Set task:
Scan the records and identify every line in which the string "Existencia" occurs, then return those lines.
########################################
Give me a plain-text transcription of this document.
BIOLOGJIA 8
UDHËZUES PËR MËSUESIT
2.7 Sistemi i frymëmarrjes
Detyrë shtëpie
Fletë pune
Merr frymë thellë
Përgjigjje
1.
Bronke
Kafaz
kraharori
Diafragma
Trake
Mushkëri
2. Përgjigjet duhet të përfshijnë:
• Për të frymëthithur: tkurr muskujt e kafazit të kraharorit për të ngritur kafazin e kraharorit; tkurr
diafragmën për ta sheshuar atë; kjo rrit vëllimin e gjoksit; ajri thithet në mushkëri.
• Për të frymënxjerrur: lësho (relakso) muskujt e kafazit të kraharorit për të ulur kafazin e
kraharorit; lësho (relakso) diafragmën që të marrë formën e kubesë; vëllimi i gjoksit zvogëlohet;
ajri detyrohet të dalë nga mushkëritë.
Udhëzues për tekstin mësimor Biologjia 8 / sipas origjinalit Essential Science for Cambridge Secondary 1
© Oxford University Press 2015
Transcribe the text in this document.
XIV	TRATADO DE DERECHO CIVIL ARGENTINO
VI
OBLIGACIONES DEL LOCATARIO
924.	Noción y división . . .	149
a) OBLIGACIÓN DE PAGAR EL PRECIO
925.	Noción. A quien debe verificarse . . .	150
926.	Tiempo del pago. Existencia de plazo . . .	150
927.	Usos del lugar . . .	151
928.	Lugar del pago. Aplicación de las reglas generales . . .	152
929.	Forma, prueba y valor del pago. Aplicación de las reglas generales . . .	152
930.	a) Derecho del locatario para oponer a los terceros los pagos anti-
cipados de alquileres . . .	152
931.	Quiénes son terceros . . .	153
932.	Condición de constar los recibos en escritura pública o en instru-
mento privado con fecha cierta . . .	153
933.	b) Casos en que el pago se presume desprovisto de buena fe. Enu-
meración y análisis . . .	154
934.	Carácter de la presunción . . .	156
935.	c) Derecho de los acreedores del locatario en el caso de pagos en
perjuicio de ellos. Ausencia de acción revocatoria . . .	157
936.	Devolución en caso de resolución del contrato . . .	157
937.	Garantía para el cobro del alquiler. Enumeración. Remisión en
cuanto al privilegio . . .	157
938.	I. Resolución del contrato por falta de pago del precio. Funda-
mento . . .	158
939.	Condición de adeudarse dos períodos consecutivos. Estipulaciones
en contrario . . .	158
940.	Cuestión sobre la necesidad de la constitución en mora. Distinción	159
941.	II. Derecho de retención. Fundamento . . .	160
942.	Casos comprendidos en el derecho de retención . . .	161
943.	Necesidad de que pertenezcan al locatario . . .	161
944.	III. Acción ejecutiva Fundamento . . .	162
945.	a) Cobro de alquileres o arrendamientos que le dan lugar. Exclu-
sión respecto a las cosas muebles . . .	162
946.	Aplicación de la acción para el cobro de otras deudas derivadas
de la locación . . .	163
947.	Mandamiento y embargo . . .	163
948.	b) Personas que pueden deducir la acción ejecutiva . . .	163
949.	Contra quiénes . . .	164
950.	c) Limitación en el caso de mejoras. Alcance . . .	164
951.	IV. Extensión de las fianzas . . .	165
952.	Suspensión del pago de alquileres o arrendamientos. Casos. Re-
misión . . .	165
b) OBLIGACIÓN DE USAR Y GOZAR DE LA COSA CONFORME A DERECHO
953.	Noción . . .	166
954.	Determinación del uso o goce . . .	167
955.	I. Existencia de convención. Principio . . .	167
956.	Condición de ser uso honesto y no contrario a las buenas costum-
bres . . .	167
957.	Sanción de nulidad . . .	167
########################################
Complete answer:
926.	Tiempo del pago. Existencia de plazo . . .	150
955.	I. Existencia de convención. Principio . . .	167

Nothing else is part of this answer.